═════ SUPPLIED DATA

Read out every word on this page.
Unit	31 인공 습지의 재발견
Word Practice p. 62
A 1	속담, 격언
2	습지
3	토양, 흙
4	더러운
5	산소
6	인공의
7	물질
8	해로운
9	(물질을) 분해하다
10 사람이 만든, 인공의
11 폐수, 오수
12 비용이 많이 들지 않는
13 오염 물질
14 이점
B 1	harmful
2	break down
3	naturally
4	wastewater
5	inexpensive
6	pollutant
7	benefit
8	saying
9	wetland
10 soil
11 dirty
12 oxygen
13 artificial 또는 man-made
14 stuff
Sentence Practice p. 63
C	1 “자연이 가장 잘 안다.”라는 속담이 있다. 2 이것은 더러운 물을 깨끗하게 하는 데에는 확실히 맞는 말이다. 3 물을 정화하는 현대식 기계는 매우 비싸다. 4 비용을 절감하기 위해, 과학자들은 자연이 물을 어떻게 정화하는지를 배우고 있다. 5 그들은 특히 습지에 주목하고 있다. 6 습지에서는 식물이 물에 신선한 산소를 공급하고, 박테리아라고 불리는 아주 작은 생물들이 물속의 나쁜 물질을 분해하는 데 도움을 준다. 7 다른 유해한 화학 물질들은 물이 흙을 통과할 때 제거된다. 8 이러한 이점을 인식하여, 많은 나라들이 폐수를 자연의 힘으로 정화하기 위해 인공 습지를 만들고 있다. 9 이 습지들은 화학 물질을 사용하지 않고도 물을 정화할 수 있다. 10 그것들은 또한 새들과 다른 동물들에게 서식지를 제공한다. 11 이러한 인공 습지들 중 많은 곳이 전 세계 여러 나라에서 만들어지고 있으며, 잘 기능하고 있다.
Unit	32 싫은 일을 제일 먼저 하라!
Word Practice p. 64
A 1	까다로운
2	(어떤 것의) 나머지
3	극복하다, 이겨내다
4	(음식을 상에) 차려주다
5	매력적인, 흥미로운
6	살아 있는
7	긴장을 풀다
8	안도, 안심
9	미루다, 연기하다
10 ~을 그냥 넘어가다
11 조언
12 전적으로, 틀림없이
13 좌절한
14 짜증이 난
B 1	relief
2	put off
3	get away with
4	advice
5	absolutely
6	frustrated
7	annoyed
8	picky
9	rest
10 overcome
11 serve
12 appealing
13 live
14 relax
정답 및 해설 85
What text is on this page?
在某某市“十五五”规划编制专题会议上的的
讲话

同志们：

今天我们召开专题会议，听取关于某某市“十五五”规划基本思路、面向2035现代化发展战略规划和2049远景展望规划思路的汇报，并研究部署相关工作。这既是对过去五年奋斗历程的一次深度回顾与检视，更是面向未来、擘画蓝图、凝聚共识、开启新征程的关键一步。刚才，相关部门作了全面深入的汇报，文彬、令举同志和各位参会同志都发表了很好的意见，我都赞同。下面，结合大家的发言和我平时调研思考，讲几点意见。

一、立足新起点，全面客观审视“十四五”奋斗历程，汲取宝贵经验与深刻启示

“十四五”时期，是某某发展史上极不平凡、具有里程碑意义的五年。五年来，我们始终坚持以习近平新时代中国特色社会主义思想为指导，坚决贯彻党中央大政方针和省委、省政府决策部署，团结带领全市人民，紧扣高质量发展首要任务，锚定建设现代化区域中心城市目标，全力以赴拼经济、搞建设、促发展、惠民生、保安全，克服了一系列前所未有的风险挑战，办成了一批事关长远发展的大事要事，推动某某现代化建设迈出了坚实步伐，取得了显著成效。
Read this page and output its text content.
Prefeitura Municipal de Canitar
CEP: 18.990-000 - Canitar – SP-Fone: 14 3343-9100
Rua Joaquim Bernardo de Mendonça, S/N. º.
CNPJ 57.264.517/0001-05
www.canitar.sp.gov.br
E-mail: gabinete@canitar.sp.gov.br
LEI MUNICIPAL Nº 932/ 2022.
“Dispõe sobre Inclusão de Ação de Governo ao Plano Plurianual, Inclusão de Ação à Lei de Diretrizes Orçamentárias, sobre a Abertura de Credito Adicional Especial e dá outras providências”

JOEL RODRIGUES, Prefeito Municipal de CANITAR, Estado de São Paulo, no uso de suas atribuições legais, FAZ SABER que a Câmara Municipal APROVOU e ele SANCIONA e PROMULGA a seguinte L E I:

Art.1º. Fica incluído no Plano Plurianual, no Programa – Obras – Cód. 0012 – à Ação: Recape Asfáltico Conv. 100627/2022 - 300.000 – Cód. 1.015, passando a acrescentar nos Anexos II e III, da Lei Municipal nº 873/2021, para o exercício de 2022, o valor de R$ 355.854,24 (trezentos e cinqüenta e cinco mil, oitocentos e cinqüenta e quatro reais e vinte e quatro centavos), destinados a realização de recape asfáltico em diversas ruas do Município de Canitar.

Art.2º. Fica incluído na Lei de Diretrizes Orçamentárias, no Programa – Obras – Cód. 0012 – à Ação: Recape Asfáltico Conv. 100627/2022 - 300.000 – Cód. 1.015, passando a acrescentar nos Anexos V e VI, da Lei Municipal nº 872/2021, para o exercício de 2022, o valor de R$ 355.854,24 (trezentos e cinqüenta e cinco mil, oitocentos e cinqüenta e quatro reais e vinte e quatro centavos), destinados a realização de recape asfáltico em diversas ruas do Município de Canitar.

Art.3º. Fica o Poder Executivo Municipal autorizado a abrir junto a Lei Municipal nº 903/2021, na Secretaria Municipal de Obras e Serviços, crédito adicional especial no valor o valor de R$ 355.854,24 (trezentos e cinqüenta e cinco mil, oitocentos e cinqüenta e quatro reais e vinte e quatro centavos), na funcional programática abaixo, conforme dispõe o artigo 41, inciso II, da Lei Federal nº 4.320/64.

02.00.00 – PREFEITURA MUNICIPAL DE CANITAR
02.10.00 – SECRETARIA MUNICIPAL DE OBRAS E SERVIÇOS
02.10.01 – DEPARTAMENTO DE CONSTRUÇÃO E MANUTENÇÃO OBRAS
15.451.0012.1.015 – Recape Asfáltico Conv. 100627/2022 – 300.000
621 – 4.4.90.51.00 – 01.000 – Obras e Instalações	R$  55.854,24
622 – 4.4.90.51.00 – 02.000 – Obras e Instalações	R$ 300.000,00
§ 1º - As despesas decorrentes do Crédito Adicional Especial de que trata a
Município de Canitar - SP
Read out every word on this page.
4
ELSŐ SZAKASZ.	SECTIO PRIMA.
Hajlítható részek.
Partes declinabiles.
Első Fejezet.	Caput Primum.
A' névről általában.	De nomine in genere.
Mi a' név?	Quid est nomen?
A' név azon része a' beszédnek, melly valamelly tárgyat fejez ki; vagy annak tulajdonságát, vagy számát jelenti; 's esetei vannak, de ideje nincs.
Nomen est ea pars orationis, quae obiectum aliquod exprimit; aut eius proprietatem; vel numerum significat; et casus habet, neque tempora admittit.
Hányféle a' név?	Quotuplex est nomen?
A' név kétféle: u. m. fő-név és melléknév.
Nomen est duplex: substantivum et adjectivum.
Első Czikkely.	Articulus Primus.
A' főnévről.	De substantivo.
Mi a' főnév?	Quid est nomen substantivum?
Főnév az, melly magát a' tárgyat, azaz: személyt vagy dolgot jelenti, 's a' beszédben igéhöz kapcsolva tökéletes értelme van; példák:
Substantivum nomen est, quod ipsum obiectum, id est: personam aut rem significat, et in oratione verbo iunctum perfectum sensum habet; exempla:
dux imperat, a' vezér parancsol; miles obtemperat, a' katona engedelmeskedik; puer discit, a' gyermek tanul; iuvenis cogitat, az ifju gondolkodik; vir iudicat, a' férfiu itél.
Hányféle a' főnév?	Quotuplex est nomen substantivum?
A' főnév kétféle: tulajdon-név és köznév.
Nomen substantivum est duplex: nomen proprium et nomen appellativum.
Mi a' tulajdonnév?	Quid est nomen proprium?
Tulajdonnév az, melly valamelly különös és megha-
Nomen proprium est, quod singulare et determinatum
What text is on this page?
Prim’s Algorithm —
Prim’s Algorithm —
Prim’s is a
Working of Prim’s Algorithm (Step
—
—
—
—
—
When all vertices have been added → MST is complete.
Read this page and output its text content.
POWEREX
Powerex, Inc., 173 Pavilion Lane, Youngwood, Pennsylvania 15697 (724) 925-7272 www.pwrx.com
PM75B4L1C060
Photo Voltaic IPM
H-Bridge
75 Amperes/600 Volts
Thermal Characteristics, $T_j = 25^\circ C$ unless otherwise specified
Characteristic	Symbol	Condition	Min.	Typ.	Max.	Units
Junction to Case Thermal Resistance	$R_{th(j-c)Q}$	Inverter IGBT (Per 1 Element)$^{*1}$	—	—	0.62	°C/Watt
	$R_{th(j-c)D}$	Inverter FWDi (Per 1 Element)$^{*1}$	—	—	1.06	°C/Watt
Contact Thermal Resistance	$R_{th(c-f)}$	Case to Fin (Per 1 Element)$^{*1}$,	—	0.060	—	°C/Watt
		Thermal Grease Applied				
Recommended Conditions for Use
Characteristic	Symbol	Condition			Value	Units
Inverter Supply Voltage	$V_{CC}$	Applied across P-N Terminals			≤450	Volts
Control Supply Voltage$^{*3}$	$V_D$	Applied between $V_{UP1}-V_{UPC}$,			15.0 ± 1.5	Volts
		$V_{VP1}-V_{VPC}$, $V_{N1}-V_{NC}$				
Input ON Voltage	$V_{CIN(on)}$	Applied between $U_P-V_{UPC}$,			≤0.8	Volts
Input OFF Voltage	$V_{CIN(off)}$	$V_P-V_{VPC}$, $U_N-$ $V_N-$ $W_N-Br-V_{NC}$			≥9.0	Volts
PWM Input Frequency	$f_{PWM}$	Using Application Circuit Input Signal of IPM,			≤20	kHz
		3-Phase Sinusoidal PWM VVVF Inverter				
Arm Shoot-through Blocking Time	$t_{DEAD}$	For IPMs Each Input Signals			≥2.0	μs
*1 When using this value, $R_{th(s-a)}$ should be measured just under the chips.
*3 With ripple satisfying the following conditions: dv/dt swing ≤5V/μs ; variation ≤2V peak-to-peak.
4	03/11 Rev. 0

══════════

REQUEST - Among the lines of the listing, how many hold the string "jelenti"? Respond with only the number.

OUTPUT FOR THIS TASK - 2